Given records -
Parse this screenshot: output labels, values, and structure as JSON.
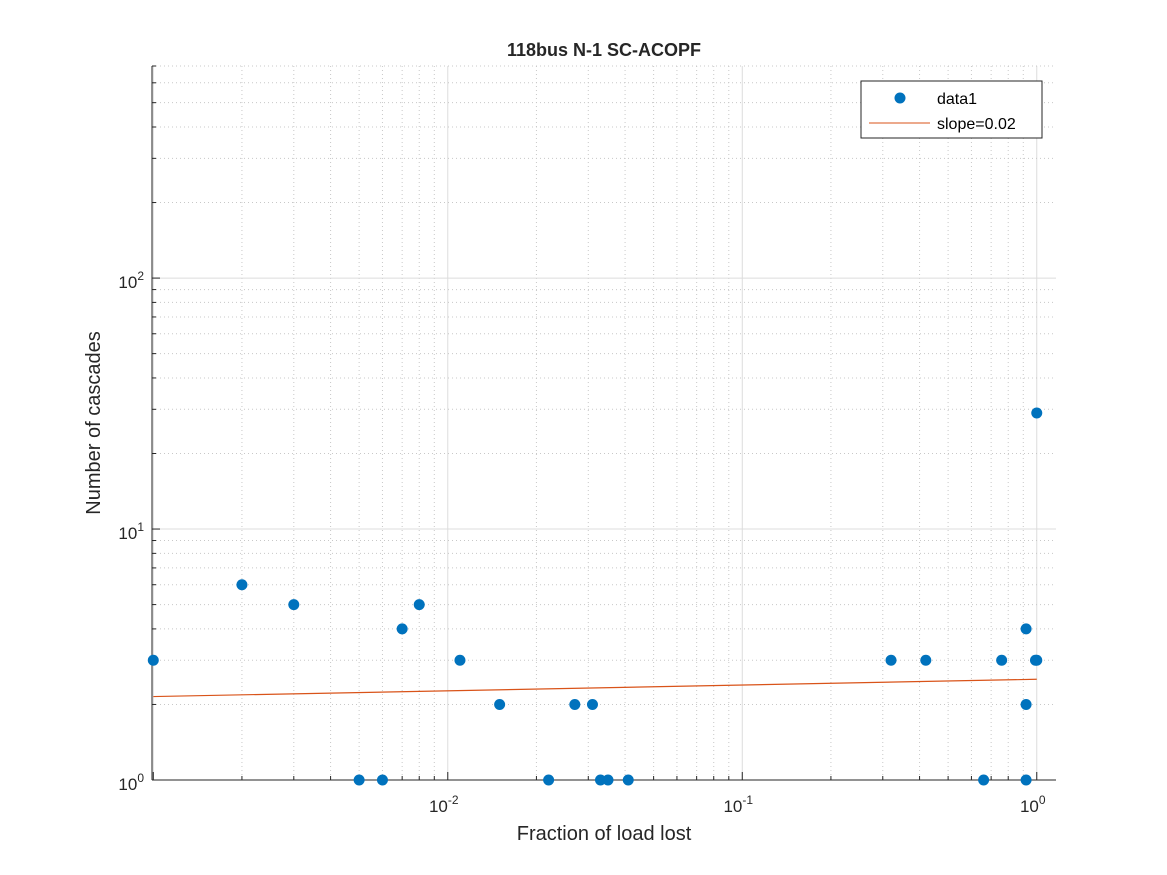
{
  "chart_data": {
    "type": "scatter",
    "title": "118bus N-1 SC-ACOPF",
    "xlabel": "Fraction of load lost",
    "ylabel": "Number of cascades",
    "xscale": "log",
    "yscale": "log",
    "xlim": [
      0.00099,
      1.05
    ],
    "ylim": [
      1,
      700
    ],
    "x_ticks": [
      {
        "value": 0.01,
        "base": "10",
        "exp": "-2"
      },
      {
        "value": 0.1,
        "base": "10",
        "exp": "-1"
      },
      {
        "value": 1,
        "base": "10",
        "exp": "0"
      }
    ],
    "y_ticks": [
      {
        "value": 1,
        "base": "10",
        "exp": "0"
      },
      {
        "value": 10,
        "base": "10",
        "exp": "1"
      },
      {
        "value": 100,
        "base": "10",
        "exp": "2"
      }
    ],
    "grid": true,
    "legend_position": "top-right",
    "marker_color": "#0072BD",
    "line_color": "#D95319",
    "series": [
      {
        "name": "data1",
        "kind": "scatter",
        "points": [
          [
            0.001,
            3
          ],
          [
            0.002,
            6
          ],
          [
            0.003,
            5
          ],
          [
            0.005,
            1
          ],
          [
            0.006,
            1
          ],
          [
            0.007,
            4
          ],
          [
            0.008,
            5
          ],
          [
            0.011,
            3
          ],
          [
            0.015,
            2
          ],
          [
            0.022,
            1
          ],
          [
            0.027,
            2
          ],
          [
            0.031,
            2
          ],
          [
            0.033,
            1
          ],
          [
            0.035,
            1
          ],
          [
            0.041,
            1
          ],
          [
            0.32,
            3
          ],
          [
            0.42,
            3
          ],
          [
            0.66,
            1
          ],
          [
            0.76,
            3
          ],
          [
            0.92,
            4
          ],
          [
            0.92,
            2
          ],
          [
            0.92,
            1
          ],
          [
            0.99,
            3
          ],
          [
            1.0,
            3
          ],
          [
            1.0,
            29
          ]
        ]
      },
      {
        "name": "slope=0.02",
        "kind": "line",
        "points": [
          [
            0.001,
            2.15
          ],
          [
            1.0,
            2.52
          ]
        ]
      }
    ]
  }
}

Given problem - Reproduce the records above exactly, leaving out every picture they contain.

Full output -
Parse this screenshot: output labels, values, and structure as JSON.
{
  "chart_data": {
    "type": "scatter",
    "title": "118bus N-1 SC-ACOPF",
    "xlabel": "Fraction of load lost",
    "ylabel": "Number of cascades",
    "xscale": "log",
    "yscale": "log",
    "xlim": [
      0.00099,
      1.05
    ],
    "ylim": [
      1,
      700
    ],
    "x_ticks": [
      {
        "value": 0.01,
        "base": "10",
        "exp": "-2"
      },
      {
        "value": 0.1,
        "base": "10",
        "exp": "-1"
      },
      {
        "value": 1,
        "base": "10",
        "exp": "0"
      }
    ],
    "y_ticks": [
      {
        "value": 1,
        "base": "10",
        "exp": "0"
      },
      {
        "value": 10,
        "base": "10",
        "exp": "1"
      },
      {
        "value": 100,
        "base": "10",
        "exp": "2"
      }
    ],
    "grid": true,
    "legend_position": "top-right",
    "marker_color": "#0072BD",
    "line_color": "#D95319",
    "series": [
      {
        "name": "data1",
        "kind": "scatter",
        "points": [
          [
            0.001,
            3
          ],
          [
            0.002,
            6
          ],
          [
            0.003,
            5
          ],
          [
            0.005,
            1
          ],
          [
            0.006,
            1
          ],
          [
            0.007,
            4
          ],
          [
            0.008,
            5
          ],
          [
            0.011,
            3
          ],
          [
            0.015,
            2
          ],
          [
            0.022,
            1
          ],
          [
            0.027,
            2
          ],
          [
            0.031,
            2
          ],
          [
            0.033,
            1
          ],
          [
            0.035,
            1
          ],
          [
            0.041,
            1
          ],
          [
            0.32,
            3
          ],
          [
            0.42,
            3
          ],
          [
            0.66,
            1
          ],
          [
            0.76,
            3
          ],
          [
            0.92,
            4
          ],
          [
            0.92,
            2
          ],
          [
            0.92,
            1
          ],
          [
            0.99,
            3
          ],
          [
            1.0,
            3
          ],
          [
            1.0,
            29
          ]
        ]
      },
      {
        "name": "slope=0.02",
        "kind": "line",
        "points": [
          [
            0.001,
            2.15
          ],
          [
            1.0,
            2.52
          ]
        ]
      }
    ]
  }
}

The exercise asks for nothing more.